- PROMPT
Select, from the material below, each line with "underhill" in it.

- Stored data entries

________

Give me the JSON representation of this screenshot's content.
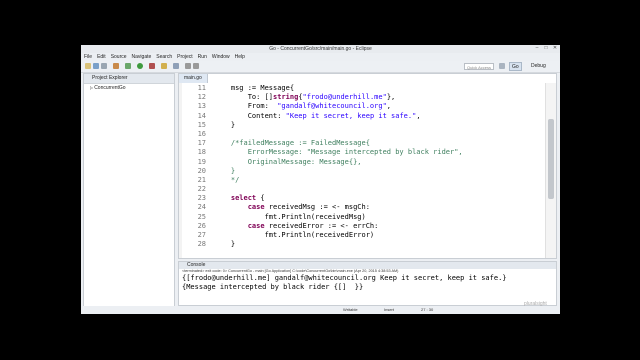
{
  "window": {
    "title": "Go - ConcurrentGo/src/main/main.go - Eclipse"
  },
  "menu": [
    "File",
    "Edit",
    "Source",
    "Navigate",
    "Search",
    "Project",
    "Run",
    "Window",
    "Help"
  ],
  "toolbar": {
    "quick_access": "Quick Access",
    "perspectives": [
      "Go",
      "Debug"
    ]
  },
  "project_explorer": {
    "title": "Project Explorer",
    "items": [
      "ConcurrentGo"
    ]
  },
  "editor": {
    "tab": "main.go",
    "lines": [
      {
        "num": "11",
        "text": "    msg := Message{"
      },
      {
        "num": "12",
        "text": "        To: []string{\"frodo@underhill.me\"},"
      },
      {
        "num": "13",
        "text": "        From:  \"gandalf@whitecouncil.org\","
      },
      {
        "num": "14",
        "text": "        Content: \"Keep it secret, keep it safe.\","
      },
      {
        "num": "15",
        "text": "    }"
      },
      {
        "num": "16",
        "text": ""
      },
      {
        "num": "17",
        "text": "    /*failedMessage := FailedMessage{"
      },
      {
        "num": "18",
        "text": "        ErrorMessage: \"Message intercepted by black rider\","
      },
      {
        "num": "19",
        "text": "        OriginalMessage: Message{},"
      },
      {
        "num": "20",
        "text": "    }"
      },
      {
        "num": "21",
        "text": "    */"
      },
      {
        "num": "22",
        "text": ""
      },
      {
        "num": "23",
        "text": "    select {"
      },
      {
        "num": "24",
        "text": "        case receivedMsg := <- msgCh:"
      },
      {
        "num": "25",
        "text": "            fmt.Println(receivedMsg)"
      },
      {
        "num": "26",
        "text": "        case receivedError := <- errCh:"
      },
      {
        "num": "27",
        "text": "            fmt.Println(receivedError)"
      },
      {
        "num": "28",
        "text": "    }"
      }
    ]
  },
  "console": {
    "title": "Console",
    "terminated": "<terminated> exit code: 0> ConcurrentGo - main [Go Application] C:\\code\\ConcurrentGo\\bin\\main.exe (Apr 20, 2015 4:38:53 AM)",
    "output": [
      "{[frodo@underhill.me] gandalf@whitecouncil.org Keep it secret, keep it safe.}",
      "{Message intercepted by black rider {[]  }}"
    ]
  },
  "status": {
    "writable": "Writable",
    "insert": "Insert",
    "position": "27 : 30"
  },
  "watermark": "pluralsight",
  "colors": {
    "keyword": "#7f0055",
    "string": "#2a00ff",
    "comment": "#3f7f5f",
    "background": "#000000"
  }
}
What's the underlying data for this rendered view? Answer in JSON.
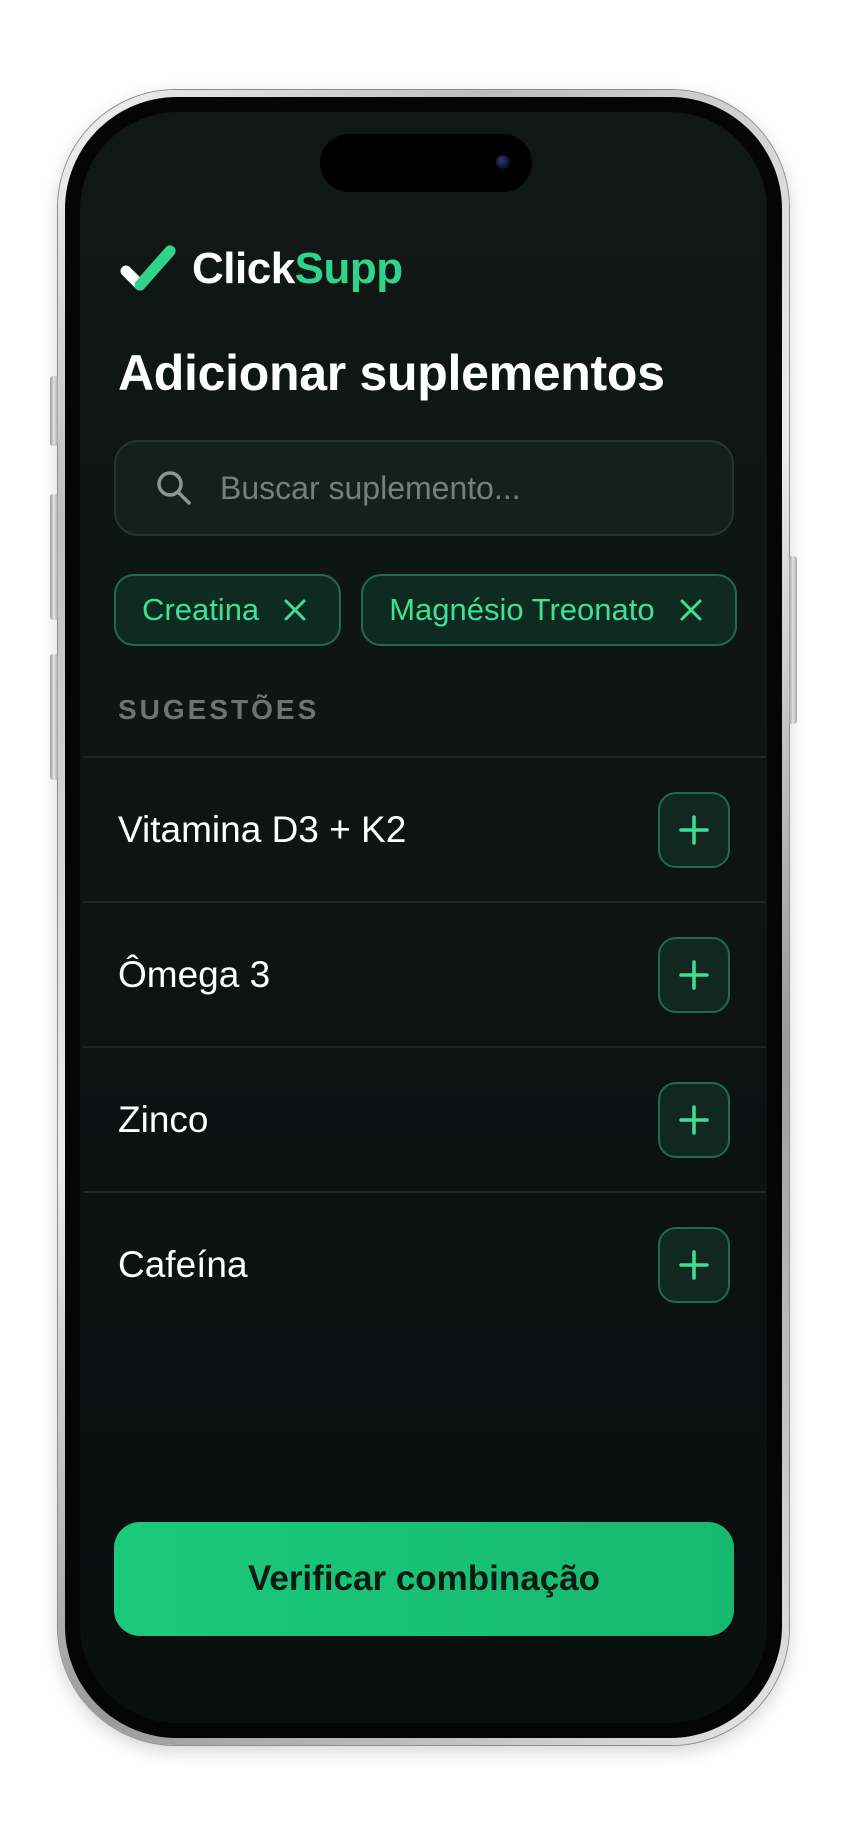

________

- SOLUTION FOR THIS TASK
        "text": "        To: []string{\"frodo@underhill.me\"},"
      "{[frodo@underhill.me] gandalf@whitecouncil.org Keep it secret, keep it safe.}",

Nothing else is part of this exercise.